What you need to do: Will you print the material below without altering a single character?
::: Provided material :::
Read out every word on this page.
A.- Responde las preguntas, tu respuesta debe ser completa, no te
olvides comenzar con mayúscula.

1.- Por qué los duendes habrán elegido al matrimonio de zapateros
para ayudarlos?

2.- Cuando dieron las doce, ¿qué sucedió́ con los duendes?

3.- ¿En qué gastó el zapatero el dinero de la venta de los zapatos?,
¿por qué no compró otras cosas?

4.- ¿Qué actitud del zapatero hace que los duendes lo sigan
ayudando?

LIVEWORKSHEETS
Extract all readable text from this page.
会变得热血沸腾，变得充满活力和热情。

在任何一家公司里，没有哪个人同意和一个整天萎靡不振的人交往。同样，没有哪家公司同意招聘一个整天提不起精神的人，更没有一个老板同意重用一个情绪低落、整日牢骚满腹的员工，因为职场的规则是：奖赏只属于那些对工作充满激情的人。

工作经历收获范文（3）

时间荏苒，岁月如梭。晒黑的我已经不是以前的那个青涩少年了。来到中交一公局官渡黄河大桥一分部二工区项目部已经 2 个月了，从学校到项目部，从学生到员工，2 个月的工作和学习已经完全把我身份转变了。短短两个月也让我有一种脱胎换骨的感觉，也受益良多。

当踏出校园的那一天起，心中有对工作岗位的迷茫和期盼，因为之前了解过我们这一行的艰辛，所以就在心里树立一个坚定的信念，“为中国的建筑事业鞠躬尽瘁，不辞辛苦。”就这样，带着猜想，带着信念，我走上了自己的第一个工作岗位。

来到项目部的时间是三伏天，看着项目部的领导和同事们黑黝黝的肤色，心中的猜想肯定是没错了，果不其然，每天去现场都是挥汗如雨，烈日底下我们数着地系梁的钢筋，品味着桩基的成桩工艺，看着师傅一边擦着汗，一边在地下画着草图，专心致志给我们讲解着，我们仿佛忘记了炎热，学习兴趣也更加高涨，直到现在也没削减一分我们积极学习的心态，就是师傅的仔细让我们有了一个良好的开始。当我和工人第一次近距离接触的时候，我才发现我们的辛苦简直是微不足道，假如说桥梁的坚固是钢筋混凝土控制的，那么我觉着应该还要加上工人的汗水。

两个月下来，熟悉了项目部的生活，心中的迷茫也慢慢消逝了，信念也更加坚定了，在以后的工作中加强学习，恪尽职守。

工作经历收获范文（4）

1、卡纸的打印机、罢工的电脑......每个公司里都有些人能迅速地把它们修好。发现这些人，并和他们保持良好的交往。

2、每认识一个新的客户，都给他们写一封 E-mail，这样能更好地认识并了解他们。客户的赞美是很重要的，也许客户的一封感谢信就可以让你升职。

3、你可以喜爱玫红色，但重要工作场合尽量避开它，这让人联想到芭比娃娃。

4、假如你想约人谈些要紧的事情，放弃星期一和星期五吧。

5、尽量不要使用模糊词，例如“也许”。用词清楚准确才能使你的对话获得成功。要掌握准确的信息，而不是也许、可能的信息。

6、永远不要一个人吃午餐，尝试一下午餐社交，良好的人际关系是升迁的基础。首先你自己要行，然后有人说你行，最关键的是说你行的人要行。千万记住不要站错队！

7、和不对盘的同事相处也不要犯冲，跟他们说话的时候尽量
:::
The answer:
Read out every word on this page.
A.- Responde las preguntas, tu respuesta debe ser completa, no te
olvides comenzar con mayúscula.

1.- Por qué los duendes habrán elegido al matrimonio de zapateros
para ayudarlos?

2.- Cuando dieron las doce, ¿qué sucedió́ con los duendes?

3.- ¿En qué gastó el zapatero el dinero de la venta de los zapatos?,
¿por qué no compró otras cosas?

4.- ¿Qué actitud del zapatero hace que los duendes lo sigan
ayudando?

LIVEWORKSHEETS
Extract all readable text from this page.
会变得热血沸腾，变得充满活力和热情。

在任何一家公司里，没有哪个人同意和一个整天萎靡不振的人交往。同样，没有哪家公司同意招聘一个整天提不起精神的人，更没有一个老板同意重用一个情绪低落、整日牢骚满腹的员工，因为职场的规则是：奖赏只属于那些对工作充满激情的人。

工作经历收获范文（3）

时间荏苒，岁月如梭。晒黑的我已经不是以前的那个青涩少年了。来到中交一公局官渡黄河大桥一分部二工区项目部已经 2 个月了，从学校到项目部，从学生到员工，2 个月的工作和学习已经完全把我身份转变了。短短两个月也让我有一种脱胎换骨的感觉，也受益良多。

当踏出校园的那一天起，心中有对工作岗位的迷茫和期盼，因为之前了解过我们这一行的艰辛，所以就在心里树立一个坚定的信念，“为中国的建筑事业鞠躬尽瘁，不辞辛苦。”就这样，带着猜想，带着信念，我走上了自己的第一个工作岗位。

来到项目部的时间是三伏天，看着项目部的领导和同事们黑黝黝的肤色，心中的猜想肯定是没错了，果不其然，每天去现场都是挥汗如雨，烈日底下我们数着地系梁的钢筋，品味着桩基的成桩工艺，看着师傅一边擦着汗，一边在地下画着草图，专心致志给我们讲解着，我们仿佛忘记了炎热，学习兴趣也更加高涨，直到现在也没削减一分我们积极学习的心态，就是师傅的仔细让我们有了一个良好的开始。当我和工人第一次近距离接触的时候，我才发现我们的辛苦简直是微不足道，假如说桥梁的坚固是钢筋混凝土控制的，那么我觉着应该还要加上工人的汗水。

两个月下来，熟悉了项目部的生活，心中的迷茫也慢慢消逝了，信念也更加坚定了，在以后的工作中加强学习，恪尽职守。

工作经历收获范文（4）

1、卡纸的打印机、罢工的电脑......每个公司里都有些人能迅速地把它们修好。发现这些人，并和他们保持良好的交往。

2、每认识一个新的客户，都给他们写一封 E-mail，这样能更好地认识并了解他们。客户的赞美是很重要的，也许客户的一封感谢信就可以让你升职。

3、你可以喜爱玫红色，但重要工作场合尽量避开它，这让人联想到芭比娃娃。

4、假如你想约人谈些要紧的事情，放弃星期一和星期五吧。

5、尽量不要使用模糊词，例如“也许”。用词清楚准确才能使你的对话获得成功。要掌握准确的信息，而不是也许、可能的信息。

6、永远不要一个人吃午餐，尝试一下午餐社交，良好的人际关系是升迁的基础。首先你自己要行，然后有人说你行，最关键的是说你行的人要行。千万记住不要站错队！

7、和不对盘的同事相处也不要犯冲，跟他们说话的时候尽量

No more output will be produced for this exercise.